# Supplied entries:
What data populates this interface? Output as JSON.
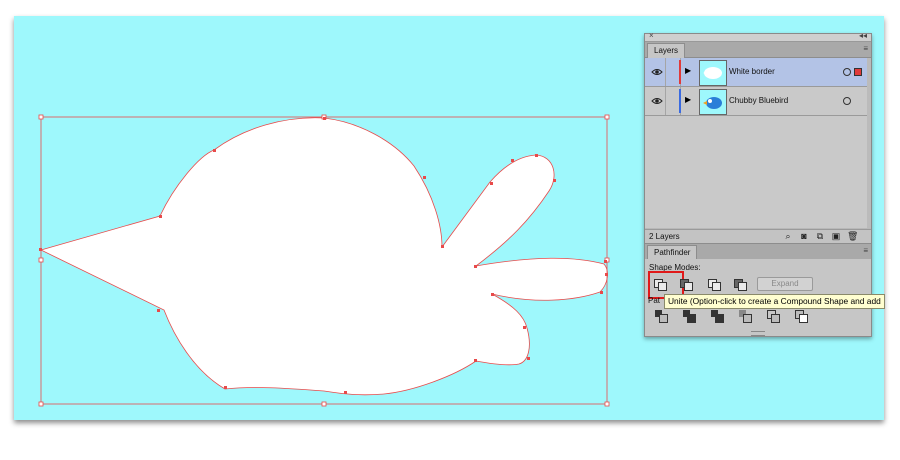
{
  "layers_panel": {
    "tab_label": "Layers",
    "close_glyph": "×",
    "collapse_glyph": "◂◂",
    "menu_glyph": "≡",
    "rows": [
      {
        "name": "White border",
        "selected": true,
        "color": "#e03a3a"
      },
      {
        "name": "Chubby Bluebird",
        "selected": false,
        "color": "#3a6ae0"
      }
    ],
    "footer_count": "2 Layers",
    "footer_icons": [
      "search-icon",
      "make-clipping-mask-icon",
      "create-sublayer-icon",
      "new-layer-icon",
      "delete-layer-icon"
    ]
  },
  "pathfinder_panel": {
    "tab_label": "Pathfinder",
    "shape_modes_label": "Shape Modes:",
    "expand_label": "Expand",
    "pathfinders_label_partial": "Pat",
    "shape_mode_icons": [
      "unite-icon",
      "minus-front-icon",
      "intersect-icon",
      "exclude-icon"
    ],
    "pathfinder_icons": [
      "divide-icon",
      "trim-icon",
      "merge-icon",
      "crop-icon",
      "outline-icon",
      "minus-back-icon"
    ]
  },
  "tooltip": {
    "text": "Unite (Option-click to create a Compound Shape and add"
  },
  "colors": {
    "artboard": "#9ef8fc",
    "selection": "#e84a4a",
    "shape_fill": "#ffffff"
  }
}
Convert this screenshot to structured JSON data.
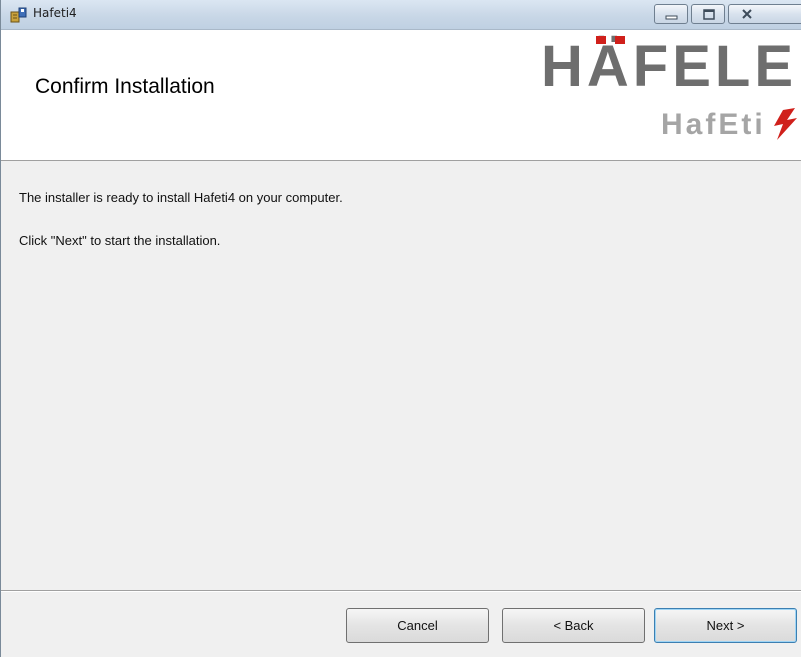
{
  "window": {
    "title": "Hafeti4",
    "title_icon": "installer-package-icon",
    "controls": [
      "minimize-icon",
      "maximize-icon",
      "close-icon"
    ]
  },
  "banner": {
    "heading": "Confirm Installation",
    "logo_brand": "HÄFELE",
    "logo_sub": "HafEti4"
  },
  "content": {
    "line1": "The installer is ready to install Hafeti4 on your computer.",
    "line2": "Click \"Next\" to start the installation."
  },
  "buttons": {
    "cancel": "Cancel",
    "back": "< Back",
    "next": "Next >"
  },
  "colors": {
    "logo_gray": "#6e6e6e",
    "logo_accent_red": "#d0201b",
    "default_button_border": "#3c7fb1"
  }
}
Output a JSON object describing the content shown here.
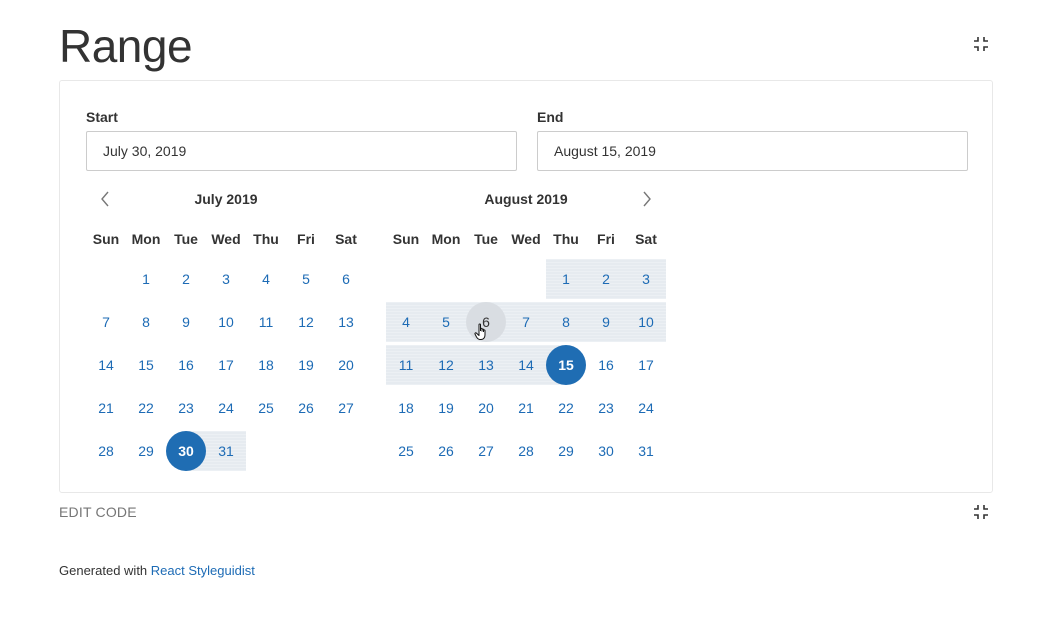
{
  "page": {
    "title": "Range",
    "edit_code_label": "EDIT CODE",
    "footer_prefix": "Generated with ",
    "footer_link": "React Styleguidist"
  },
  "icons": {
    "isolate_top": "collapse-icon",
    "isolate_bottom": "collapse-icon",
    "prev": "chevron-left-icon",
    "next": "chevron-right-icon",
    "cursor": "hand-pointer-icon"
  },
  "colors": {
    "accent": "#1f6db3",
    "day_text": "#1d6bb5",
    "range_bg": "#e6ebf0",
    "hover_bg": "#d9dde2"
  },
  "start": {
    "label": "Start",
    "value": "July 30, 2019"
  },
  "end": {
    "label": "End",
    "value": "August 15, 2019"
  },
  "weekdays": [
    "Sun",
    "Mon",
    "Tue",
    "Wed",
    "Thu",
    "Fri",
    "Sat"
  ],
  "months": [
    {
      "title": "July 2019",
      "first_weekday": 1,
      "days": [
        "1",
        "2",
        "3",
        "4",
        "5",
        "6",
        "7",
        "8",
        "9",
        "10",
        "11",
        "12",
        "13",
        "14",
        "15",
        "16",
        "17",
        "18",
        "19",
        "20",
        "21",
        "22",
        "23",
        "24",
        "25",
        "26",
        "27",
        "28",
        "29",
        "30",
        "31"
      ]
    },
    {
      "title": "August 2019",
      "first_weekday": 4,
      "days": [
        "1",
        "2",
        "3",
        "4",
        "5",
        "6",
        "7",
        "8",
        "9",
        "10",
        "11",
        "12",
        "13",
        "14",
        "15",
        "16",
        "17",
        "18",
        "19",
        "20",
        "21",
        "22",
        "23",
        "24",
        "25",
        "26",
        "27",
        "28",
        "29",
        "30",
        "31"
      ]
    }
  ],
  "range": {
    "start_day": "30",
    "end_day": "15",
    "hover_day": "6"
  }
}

# Challenge:
Transcribe every line from the records above without alteration, and leave out the images.

# Correct result:
What data populates this interface? Output as JSON.
{
  "layers_panel": {
    "tab_label": "Layers",
    "close_glyph": "×",
    "collapse_glyph": "◂◂",
    "menu_glyph": "≡",
    "rows": [
      {
        "name": "White border",
        "selected": true,
        "color": "#e03a3a"
      },
      {
        "name": "Chubby Bluebird",
        "selected": false,
        "color": "#3a6ae0"
      }
    ],
    "footer_count": "2 Layers",
    "footer_icons": [
      "search-icon",
      "make-clipping-mask-icon",
      "create-sublayer-icon",
      "new-layer-icon",
      "delete-layer-icon"
    ]
  },
  "pathfinder_panel": {
    "tab_label": "Pathfinder",
    "shape_modes_label": "Shape Modes:",
    "expand_label": "Expand",
    "pathfinders_label_partial": "Pat",
    "shape_mode_icons": [
      "unite-icon",
      "minus-front-icon",
      "intersect-icon",
      "exclude-icon"
    ],
    "pathfinder_icons": [
      "divide-icon",
      "trim-icon",
      "merge-icon",
      "crop-icon",
      "outline-icon",
      "minus-back-icon"
    ]
  },
  "tooltip": {
    "text": "Unite (Option-click to create a Compound Shape and add"
  },
  "colors": {
    "artboard": "#9ef8fc",
    "selection": "#e84a4a",
    "shape_fill": "#ffffff"
  }
}
Convert this screenshot to structured JSON data.
{
  "window": {
    "title": "Hafeti4",
    "title_icon": "installer-package-icon",
    "controls": [
      "minimize-icon",
      "maximize-icon",
      "close-icon"
    ]
  },
  "banner": {
    "heading": "Confirm Installation",
    "logo_brand": "HÄFELE",
    "logo_sub": "HafEti4"
  },
  "content": {
    "line1": "The installer is ready to install Hafeti4 on your computer.",
    "line2": "Click \"Next\" to start the installation."
  },
  "buttons": {
    "cancel": "Cancel",
    "back": "< Back",
    "next": "Next >"
  },
  "colors": {
    "logo_gray": "#6e6e6e",
    "logo_accent_red": "#d0201b",
    "default_button_border": "#3c7fb1"
  }
}
Output a JSON object describing the content shown here.
{
  "page": {
    "title": "Range",
    "edit_code_label": "EDIT CODE",
    "footer_prefix": "Generated with ",
    "footer_link": "React Styleguidist"
  },
  "icons": {
    "isolate_top": "collapse-icon",
    "isolate_bottom": "collapse-icon",
    "prev": "chevron-left-icon",
    "next": "chevron-right-icon",
    "cursor": "hand-pointer-icon"
  },
  "colors": {
    "accent": "#1f6db3",
    "day_text": "#1d6bb5",
    "range_bg": "#e6ebf0",
    "hover_bg": "#d9dde2"
  },
  "start": {
    "label": "Start",
    "value": "July 30, 2019"
  },
  "end": {
    "label": "End",
    "value": "August 15, 2019"
  },
  "weekdays": [
    "Sun",
    "Mon",
    "Tue",
    "Wed",
    "Thu",
    "Fri",
    "Sat"
  ],
  "months": [
    {
      "title": "July 2019",
      "first_weekday": 1,
      "days": [
        "1",
        "2",
        "3",
        "4",
        "5",
        "6",
        "7",
        "8",
        "9",
        "10",
        "11",
        "12",
        "13",
        "14",
        "15",
        "16",
        "17",
        "18",
        "19",
        "20",
        "21",
        "22",
        "23",
        "24",
        "25",
        "26",
        "27",
        "28",
        "29",
        "30",
        "31"
      ]
    },
    {
      "title": "August 2019",
      "first_weekday": 4,
      "days": [
        "1",
        "2",
        "3",
        "4",
        "5",
        "6",
        "7",
        "8",
        "9",
        "10",
        "11",
        "12",
        "13",
        "14",
        "15",
        "16",
        "17",
        "18",
        "19",
        "20",
        "21",
        "22",
        "23",
        "24",
        "25",
        "26",
        "27",
        "28",
        "29",
        "30",
        "31"
      ]
    }
  ],
  "range": {
    "start_day": "30",
    "end_day": "15",
    "hover_day": "6"
  }
}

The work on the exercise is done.